__REQUIREMENT__:
Copy verbatim the lines of the listing from its first line through the line containing "376, 321, 391]", including both of those lines.

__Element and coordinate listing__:
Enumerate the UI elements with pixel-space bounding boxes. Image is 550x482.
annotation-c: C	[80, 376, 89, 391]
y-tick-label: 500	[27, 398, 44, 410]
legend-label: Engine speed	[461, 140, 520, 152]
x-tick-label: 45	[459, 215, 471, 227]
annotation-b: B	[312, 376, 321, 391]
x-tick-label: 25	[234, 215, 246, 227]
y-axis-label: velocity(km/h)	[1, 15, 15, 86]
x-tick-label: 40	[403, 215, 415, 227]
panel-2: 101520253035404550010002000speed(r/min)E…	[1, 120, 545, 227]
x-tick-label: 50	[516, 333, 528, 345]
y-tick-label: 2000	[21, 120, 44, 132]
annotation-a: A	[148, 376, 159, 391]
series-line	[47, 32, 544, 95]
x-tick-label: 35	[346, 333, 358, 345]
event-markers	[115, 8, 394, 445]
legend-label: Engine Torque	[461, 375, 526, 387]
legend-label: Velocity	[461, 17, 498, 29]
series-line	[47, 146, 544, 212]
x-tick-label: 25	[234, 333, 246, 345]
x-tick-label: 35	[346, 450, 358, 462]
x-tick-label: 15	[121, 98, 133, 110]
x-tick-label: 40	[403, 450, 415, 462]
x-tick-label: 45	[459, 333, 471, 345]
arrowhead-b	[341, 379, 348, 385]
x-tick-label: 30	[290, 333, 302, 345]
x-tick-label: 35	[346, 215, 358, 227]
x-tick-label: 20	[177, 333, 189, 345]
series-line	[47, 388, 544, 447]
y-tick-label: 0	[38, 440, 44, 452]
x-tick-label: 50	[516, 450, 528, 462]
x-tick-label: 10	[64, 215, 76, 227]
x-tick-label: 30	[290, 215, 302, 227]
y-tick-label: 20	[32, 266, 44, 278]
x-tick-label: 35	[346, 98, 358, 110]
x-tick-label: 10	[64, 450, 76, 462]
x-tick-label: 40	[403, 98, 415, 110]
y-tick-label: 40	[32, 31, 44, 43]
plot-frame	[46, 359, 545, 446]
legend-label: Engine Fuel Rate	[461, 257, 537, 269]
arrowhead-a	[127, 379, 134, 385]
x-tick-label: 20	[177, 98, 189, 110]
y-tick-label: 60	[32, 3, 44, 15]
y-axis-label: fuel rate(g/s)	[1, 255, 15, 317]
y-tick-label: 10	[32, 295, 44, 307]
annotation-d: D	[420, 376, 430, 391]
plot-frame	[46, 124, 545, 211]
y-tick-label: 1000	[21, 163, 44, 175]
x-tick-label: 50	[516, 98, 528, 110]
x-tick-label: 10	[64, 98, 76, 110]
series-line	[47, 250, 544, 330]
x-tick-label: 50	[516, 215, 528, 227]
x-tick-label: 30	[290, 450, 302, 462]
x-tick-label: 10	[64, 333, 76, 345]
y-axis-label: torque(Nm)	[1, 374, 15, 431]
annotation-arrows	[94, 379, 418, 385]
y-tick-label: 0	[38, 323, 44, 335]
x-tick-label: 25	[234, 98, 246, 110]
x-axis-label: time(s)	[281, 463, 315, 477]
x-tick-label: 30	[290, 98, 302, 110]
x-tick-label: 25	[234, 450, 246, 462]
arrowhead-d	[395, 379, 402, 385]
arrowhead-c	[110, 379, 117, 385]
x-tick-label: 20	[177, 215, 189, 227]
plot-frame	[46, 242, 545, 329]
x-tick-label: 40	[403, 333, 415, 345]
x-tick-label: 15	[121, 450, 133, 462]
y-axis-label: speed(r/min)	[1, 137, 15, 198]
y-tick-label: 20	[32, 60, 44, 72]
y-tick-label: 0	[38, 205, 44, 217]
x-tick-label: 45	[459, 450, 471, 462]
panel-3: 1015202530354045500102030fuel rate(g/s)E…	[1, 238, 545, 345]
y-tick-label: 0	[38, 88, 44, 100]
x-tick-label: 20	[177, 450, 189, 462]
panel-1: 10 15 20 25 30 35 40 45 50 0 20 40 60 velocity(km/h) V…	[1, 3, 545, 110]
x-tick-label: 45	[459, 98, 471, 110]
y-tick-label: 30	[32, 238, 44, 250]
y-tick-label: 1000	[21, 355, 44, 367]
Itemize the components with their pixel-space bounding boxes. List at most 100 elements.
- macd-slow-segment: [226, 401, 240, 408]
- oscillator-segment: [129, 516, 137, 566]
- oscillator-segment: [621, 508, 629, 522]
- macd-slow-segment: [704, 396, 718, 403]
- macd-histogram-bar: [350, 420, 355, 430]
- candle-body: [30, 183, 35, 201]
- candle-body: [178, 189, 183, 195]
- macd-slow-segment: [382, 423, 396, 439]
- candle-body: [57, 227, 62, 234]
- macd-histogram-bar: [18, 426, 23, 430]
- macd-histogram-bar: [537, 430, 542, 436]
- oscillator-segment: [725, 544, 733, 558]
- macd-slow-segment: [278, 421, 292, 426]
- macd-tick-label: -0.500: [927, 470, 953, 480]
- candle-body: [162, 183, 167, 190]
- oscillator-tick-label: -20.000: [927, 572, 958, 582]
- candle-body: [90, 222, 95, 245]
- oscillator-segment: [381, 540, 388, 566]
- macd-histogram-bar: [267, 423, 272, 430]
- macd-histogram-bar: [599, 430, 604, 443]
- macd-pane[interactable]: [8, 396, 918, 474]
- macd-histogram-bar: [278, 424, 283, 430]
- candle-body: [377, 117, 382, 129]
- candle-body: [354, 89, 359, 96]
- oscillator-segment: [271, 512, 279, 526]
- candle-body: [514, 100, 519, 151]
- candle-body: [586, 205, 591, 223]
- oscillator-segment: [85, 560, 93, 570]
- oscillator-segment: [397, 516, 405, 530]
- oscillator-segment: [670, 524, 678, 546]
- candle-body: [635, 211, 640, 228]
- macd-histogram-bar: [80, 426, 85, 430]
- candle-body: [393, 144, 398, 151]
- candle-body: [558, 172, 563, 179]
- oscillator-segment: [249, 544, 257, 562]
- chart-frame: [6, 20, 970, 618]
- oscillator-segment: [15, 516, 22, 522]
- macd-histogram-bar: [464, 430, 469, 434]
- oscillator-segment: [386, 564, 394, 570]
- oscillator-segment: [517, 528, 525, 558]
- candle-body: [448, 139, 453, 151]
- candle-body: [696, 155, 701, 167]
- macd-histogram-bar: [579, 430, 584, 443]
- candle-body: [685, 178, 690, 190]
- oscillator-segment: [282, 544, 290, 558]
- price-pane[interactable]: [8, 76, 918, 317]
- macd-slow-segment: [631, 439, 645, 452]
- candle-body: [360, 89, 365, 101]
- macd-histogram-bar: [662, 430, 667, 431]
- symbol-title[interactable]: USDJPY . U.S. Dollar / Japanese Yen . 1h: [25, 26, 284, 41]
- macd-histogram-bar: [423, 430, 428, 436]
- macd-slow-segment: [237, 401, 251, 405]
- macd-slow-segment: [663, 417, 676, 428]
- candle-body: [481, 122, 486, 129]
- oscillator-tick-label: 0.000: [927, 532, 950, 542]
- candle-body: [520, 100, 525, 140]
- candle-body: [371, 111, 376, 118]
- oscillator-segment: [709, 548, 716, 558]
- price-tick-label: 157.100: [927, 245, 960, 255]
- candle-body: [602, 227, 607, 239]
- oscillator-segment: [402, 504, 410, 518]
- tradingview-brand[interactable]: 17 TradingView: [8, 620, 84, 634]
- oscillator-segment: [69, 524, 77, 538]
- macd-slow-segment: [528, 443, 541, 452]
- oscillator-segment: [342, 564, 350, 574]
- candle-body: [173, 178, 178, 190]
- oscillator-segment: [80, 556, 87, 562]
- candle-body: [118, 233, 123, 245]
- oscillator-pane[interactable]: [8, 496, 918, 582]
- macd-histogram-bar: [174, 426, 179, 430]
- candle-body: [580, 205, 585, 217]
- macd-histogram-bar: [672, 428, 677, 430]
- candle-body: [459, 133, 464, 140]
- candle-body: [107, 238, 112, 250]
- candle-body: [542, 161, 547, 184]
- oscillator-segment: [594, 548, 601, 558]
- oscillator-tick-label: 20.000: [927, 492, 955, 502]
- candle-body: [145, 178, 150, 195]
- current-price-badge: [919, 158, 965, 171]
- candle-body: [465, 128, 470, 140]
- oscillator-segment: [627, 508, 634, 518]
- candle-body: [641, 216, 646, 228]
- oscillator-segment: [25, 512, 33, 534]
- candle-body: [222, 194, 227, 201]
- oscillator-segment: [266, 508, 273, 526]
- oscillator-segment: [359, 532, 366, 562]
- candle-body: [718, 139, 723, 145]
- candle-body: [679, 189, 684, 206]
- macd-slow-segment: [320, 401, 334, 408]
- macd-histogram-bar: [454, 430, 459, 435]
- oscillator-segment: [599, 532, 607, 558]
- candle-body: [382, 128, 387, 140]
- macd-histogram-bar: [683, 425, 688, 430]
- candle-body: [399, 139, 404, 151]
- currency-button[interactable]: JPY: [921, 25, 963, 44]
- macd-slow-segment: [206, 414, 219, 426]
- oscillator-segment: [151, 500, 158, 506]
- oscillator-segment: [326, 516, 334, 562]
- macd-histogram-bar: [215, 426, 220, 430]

__EXERCISE ANSWER__:
Enumerate the UI elements with pixel-space bounding boxes. Image is 550x482.
annotation-c: C	[80, 376, 89, 391]
y-tick-label: 500	[27, 398, 44, 410]
legend-label: Engine speed	[461, 140, 520, 152]
x-tick-label: 45	[459, 215, 471, 227]
annotation-b: B	[312, 376, 321, 391]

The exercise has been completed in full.